* _Do this_: Word for word, retype every entry in the listing.

____

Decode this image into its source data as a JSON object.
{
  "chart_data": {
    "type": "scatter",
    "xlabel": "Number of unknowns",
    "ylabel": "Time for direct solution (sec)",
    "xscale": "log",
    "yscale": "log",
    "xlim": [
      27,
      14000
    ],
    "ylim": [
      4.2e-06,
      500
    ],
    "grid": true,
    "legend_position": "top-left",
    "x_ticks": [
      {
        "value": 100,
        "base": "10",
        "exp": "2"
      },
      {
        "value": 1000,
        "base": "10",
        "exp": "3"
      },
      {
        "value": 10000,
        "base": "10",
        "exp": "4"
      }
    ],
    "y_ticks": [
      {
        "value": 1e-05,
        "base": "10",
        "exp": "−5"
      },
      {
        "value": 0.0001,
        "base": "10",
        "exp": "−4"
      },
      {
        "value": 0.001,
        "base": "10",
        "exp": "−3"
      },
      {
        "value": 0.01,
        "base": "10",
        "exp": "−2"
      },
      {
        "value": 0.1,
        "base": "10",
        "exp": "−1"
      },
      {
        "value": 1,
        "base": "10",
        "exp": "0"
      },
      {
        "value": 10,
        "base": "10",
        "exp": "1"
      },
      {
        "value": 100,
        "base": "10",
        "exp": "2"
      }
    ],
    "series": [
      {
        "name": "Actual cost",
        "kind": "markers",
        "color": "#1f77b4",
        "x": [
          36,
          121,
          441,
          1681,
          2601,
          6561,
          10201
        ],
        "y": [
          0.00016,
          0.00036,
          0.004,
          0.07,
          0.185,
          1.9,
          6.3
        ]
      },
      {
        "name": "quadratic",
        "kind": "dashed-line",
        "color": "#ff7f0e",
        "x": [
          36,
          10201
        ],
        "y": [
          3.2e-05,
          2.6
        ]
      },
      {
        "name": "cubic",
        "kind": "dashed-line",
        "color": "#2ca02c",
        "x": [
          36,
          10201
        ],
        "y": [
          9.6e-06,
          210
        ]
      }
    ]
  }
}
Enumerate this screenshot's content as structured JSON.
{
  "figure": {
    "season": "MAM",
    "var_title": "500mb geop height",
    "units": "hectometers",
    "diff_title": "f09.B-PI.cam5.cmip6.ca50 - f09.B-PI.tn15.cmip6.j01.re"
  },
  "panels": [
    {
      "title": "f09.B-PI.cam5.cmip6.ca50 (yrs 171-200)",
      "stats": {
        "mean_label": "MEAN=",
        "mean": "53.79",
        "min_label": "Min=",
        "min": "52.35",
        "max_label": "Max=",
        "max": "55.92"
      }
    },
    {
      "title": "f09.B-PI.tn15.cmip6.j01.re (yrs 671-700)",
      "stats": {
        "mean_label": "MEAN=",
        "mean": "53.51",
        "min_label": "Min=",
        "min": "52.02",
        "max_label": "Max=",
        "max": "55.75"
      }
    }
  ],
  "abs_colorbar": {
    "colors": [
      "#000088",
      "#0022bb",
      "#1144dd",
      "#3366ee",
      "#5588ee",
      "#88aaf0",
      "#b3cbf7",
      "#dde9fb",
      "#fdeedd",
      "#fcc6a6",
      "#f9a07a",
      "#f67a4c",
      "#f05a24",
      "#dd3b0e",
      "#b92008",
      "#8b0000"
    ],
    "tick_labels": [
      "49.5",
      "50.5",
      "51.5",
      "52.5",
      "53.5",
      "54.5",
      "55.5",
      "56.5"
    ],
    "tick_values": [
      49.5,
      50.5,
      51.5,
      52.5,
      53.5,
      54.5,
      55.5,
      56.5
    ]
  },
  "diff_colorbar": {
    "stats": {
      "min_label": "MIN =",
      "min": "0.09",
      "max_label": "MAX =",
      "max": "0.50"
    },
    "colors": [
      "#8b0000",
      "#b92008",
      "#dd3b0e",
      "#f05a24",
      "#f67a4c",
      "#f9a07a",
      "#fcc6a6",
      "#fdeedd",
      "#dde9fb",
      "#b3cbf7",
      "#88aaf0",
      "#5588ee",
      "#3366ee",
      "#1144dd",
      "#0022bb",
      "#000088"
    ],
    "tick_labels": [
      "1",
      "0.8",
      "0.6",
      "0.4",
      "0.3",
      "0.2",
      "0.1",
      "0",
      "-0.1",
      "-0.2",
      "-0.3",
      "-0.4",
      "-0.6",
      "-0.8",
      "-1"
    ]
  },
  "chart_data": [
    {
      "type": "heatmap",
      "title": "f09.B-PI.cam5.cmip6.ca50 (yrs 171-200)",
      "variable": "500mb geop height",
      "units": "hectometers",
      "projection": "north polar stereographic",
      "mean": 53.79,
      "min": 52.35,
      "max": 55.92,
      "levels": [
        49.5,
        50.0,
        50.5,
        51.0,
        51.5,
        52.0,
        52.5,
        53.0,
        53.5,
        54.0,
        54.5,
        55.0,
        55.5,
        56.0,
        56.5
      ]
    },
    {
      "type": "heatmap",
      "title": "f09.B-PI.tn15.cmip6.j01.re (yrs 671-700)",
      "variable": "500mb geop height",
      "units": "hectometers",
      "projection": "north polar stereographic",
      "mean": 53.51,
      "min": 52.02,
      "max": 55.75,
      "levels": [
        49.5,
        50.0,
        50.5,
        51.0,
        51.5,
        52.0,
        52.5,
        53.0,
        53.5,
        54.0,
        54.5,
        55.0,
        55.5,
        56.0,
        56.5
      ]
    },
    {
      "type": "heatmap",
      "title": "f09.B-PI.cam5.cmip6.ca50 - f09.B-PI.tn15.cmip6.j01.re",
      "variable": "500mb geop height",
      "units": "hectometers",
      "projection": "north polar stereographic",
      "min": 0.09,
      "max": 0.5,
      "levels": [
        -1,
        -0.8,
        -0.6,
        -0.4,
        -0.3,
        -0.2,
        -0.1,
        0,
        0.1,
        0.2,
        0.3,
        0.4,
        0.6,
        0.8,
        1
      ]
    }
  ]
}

____

* _Response for this exercise_:
Decode this image into its source data as a JSON object.
{
  "chart_data": {
    "type": "scatter",
    "xlabel": "Number of unknowns",
    "ylabel": "Time for direct solution (sec)",
    "xscale": "log",
    "yscale": "log",
    "xlim": [
      27,
      14000
    ],
    "ylim": [
      4.2e-06,
      500
    ],
    "grid": true,
    "legend_position": "top-left",
    "x_ticks": [
      {
        "value": 100,
        "base": "10",
        "exp": "2"
      },
      {
        "value": 1000,
        "base": "10",
        "exp": "3"
      },
      {
        "value": 10000,
        "base": "10",
        "exp": "4"
      }
    ],
    "y_ticks": [
      {
        "value": 1e-05,
        "base": "10",
        "exp": "−5"
      },
      {
        "value": 0.0001,
        "base": "10",
        "exp": "−4"
      },
      {
        "value": 0.001,
        "base": "10",
        "exp": "−3"
      },
      {
        "value": 0.01,
        "base": "10",
        "exp": "−2"
      },
      {
        "value": 0.1,
        "base": "10",
        "exp": "−1"
      },
      {
        "value": 1,
        "base": "10",
        "exp": "0"
      },
      {
        "value": 10,
        "base": "10",
        "exp": "1"
      },
      {
        "value": 100,
        "base": "10",
        "exp": "2"
      }
    ],
    "series": [
      {
        "name": "Actual cost",
        "kind": "markers",
        "color": "#1f77b4",
        "x": [
          36,
          121,
          441,
          1681,
          2601,
          6561,
          10201
        ],
        "y": [
          0.00016,
          0.00036,
          0.004,
          0.07,
          0.185,
          1.9,
          6.3
        ]
      },
      {
        "name": "quadratic",
        "kind": "dashed-line",
        "color": "#ff7f0e",
        "x": [
          36,
          10201
        ],
        "y": [
          3.2e-05,
          2.6
        ]
      },
      {
        "name": "cubic",
        "kind": "dashed-line",
        "color": "#2ca02c",
        "x": [
          36,
          10201
        ],
        "y": [
          9.6e-06,
          210
        ]
      }
    ]
  }
}
Enumerate this screenshot's content as structured JSON.
{
  "figure": {
    "season": "MAM",
    "var_title": "500mb geop height",
    "units": "hectometers",
    "diff_title": "f09.B-PI.cam5.cmip6.ca50 - f09.B-PI.tn15.cmip6.j01.re"
  },
  "panels": [
    {
      "title": "f09.B-PI.cam5.cmip6.ca50 (yrs 171-200)",
      "stats": {
        "mean_label": "MEAN=",
        "mean": "53.79",
        "min_label": "Min=",
        "min": "52.35",
        "max_label": "Max=",
        "max": "55.92"
      }
    },
    {
      "title": "f09.B-PI.tn15.cmip6.j01.re (yrs 671-700)",
      "stats": {
        "mean_label": "MEAN=",
        "mean": "53.51",
        "min_label": "Min=",
        "min": "52.02",
        "max_label": "Max=",
        "max": "55.75"
      }
    }
  ],
  "abs_colorbar": {
    "colors": [
      "#000088",
      "#0022bb",
      "#1144dd",
      "#3366ee",
      "#5588ee",
      "#88aaf0",
      "#b3cbf7",
      "#dde9fb",
      "#fdeedd",
      "#fcc6a6",
      "#f9a07a",
      "#f67a4c",
      "#f05a24",
      "#dd3b0e",
      "#b92008",
      "#8b0000"
    ],
    "tick_labels": [
      "49.5",
      "50.5",
      "51.5",
      "52.5",
      "53.5",
      "54.5",
      "55.5",
      "56.5"
    ],
    "tick_values": [
      49.5,
      50.5,
      51.5,
      52.5,
      53.5,
      54.5,
      55.5,
      56.5
    ]
  },
  "diff_colorbar": {
    "stats": {
      "min_label": "MIN =",
      "min": "0.09",
      "max_label": "MAX =",
      "max": "0.50"
    },
    "colors": [
      "#8b0000",
      "#b92008",
      "#dd3b0e",
      "#f05a24",
      "#f67a4c",
      "#f9a07a",
      "#fcc6a6",
      "#fdeedd",
      "#dde9fb",
      "#b3cbf7",
      "#88aaf0",
      "#5588ee",
      "#3366ee",
      "#1144dd",
      "#0022bb",
      "#000088"
    ],
    "tick_labels": [
      "1",
      "0.8",
      "0.6",
      "0.4",
      "0.3",
      "0.2",
      "0.1",
      "0",
      "-0.1",
      "-0.2",
      "-0.3",
      "-0.4",
      "-0.6",
      "-0.8",
      "-1"
    ]
  },
  "chart_data": [
    {
      "type": "heatmap",
      "title": "f09.B-PI.cam5.cmip6.ca50 (yrs 171-200)",
      "variable": "500mb geop height",
      "units": "hectometers",
      "projection": "north polar stereographic",
      "mean": 53.79,
      "min": 52.35,
      "max": 55.92,
      "levels": [
        49.5,
        50.0,
        50.5,
        51.0,
        51.5,
        52.0,
        52.5,
        53.0,
        53.5,
        54.0,
        54.5,
        55.0,
        55.5,
        56.0,
        56.5
      ]
    },
    {
      "type": "heatmap",
      "title": "f09.B-PI.tn15.cmip6.j01.re (yrs 671-700)",
      "variable": "500mb geop height",
      "units": "hectometers",
      "projection": "north polar stereographic",
      "mean": 53.51,
      "min": 52.02,
      "max": 55.75,
      "levels": [
        49.5,
        50.0,
        50.5,
        51.0,
        51.5,
        52.0,
        52.5,
        53.0,
        53.5,
        54.0,
        54.5,
        55.0,
        55.5,
        56.0,
        56.5
      ]
    },
    {
      "type": "heatmap",
      "title": "f09.B-PI.cam5.cmip6.ca50 - f09.B-PI.tn15.cmip6.j01.re",
      "variable": "500mb geop height",
      "units": "hectometers",
      "projection": "north polar stereographic",
      "min": 0.09,
      "max": 0.5,
      "levels": [
        -1,
        -0.8,
        -0.6,
        -0.4,
        -0.3,
        -0.2,
        -0.1,
        0,
        0.1,
        0.2,
        0.3,
        0.4,
        0.6,
        0.8,
        1
      ]
    }
  ]
}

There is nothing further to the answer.